__Instruction__:
Your task is to restate the data word for word.

__Data__:

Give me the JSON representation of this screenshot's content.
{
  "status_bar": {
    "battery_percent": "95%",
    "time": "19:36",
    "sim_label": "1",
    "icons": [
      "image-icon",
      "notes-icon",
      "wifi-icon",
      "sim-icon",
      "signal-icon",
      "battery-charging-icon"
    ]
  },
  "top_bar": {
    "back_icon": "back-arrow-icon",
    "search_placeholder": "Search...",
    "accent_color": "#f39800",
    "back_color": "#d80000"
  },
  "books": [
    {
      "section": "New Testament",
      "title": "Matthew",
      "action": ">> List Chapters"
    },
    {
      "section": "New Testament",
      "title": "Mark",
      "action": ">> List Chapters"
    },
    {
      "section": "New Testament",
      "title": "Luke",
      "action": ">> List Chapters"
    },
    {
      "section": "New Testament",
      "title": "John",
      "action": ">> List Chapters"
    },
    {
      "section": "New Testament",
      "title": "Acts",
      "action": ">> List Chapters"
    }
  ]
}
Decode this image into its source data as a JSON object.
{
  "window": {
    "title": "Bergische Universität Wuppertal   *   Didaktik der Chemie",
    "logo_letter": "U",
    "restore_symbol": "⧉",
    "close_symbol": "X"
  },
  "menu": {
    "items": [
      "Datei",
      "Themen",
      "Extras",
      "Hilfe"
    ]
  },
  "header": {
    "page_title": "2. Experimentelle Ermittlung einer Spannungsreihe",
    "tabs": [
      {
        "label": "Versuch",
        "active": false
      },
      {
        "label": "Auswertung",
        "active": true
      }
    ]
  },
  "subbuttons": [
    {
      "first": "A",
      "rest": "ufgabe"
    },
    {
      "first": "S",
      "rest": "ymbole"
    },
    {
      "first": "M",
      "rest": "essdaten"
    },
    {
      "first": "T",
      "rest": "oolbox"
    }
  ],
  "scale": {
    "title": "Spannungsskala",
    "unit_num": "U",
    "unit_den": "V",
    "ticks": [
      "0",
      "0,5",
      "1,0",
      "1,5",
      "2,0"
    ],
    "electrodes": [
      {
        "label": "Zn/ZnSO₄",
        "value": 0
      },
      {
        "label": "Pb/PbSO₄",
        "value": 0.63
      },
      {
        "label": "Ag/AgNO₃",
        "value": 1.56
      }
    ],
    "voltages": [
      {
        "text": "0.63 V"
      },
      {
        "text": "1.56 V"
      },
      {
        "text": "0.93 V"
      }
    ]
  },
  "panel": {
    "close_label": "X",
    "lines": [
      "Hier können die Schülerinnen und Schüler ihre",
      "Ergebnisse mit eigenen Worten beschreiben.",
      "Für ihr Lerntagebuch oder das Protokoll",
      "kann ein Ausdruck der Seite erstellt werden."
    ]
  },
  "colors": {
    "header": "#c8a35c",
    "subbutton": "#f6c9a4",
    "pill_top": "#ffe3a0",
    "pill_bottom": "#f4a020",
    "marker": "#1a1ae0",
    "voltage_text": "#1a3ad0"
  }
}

__The completed task__:
Give me the JSON representation of this screenshot's content.
{
  "status_bar": {
    "battery_percent": "95%",
    "time": "19:36",
    "sim_label": "1",
    "icons": [
      "image-icon",
      "notes-icon",
      "wifi-icon",
      "sim-icon",
      "signal-icon",
      "battery-charging-icon"
    ]
  },
  "top_bar": {
    "back_icon": "back-arrow-icon",
    "search_placeholder": "Search...",
    "accent_color": "#f39800",
    "back_color": "#d80000"
  },
  "books": [
    {
      "section": "New Testament",
      "title": "Matthew",
      "action": ">> List Chapters"
    },
    {
      "section": "New Testament",
      "title": "Mark",
      "action": ">> List Chapters"
    },
    {
      "section": "New Testament",
      "title": "Luke",
      "action": ">> List Chapters"
    },
    {
      "section": "New Testament",
      "title": "John",
      "action": ">> List Chapters"
    },
    {
      "section": "New Testament",
      "title": "Acts",
      "action": ">> List Chapters"
    }
  ]
}
Decode this image into its source data as a JSON object.
{
  "window": {
    "title": "Bergische Universität Wuppertal   *   Didaktik der Chemie",
    "logo_letter": "U",
    "restore_symbol": "⧉",
    "close_symbol": "X"
  },
  "menu": {
    "items": [
      "Datei",
      "Themen",
      "Extras",
      "Hilfe"
    ]
  },
  "header": {
    "page_title": "2. Experimentelle Ermittlung einer Spannungsreihe",
    "tabs": [
      {
        "label": "Versuch",
        "active": false
      },
      {
        "label": "Auswertung",
        "active": true
      }
    ]
  },
  "subbuttons": [
    {
      "first": "A",
      "rest": "ufgabe"
    },
    {
      "first": "S",
      "rest": "ymbole"
    },
    {
      "first": "M",
      "rest": "essdaten"
    },
    {
      "first": "T",
      "rest": "oolbox"
    }
  ],
  "scale": {
    "title": "Spannungsskala",
    "unit_num": "U",
    "unit_den": "V",
    "ticks": [
      "0",
      "0,5",
      "1,0",
      "1,5",
      "2,0"
    ],
    "electrodes": [
      {
        "label": "Zn/ZnSO₄",
        "value": 0
      },
      {
        "label": "Pb/PbSO₄",
        "value": 0.63
      },
      {
        "label": "Ag/AgNO₃",
        "value": 1.56
      }
    ],
    "voltages": [
      {
        "text": "0.63 V"
      },
      {
        "text": "1.56 V"
      },
      {
        "text": "0.93 V"
      }
    ]
  },
  "panel": {
    "close_label": "X",
    "lines": [
      "Hier können die Schülerinnen und Schüler ihre",
      "Ergebnisse mit eigenen Worten beschreiben.",
      "Für ihr Lerntagebuch oder das Protokoll",
      "kann ein Ausdruck der Seite erstellt werden."
    ]
  },
  "colors": {
    "header": "#c8a35c",
    "subbutton": "#f6c9a4",
    "pill_top": "#ffe3a0",
    "pill_bottom": "#f4a020",
    "marker": "#1a1ae0",
    "voltage_text": "#1a3ad0"
  }
}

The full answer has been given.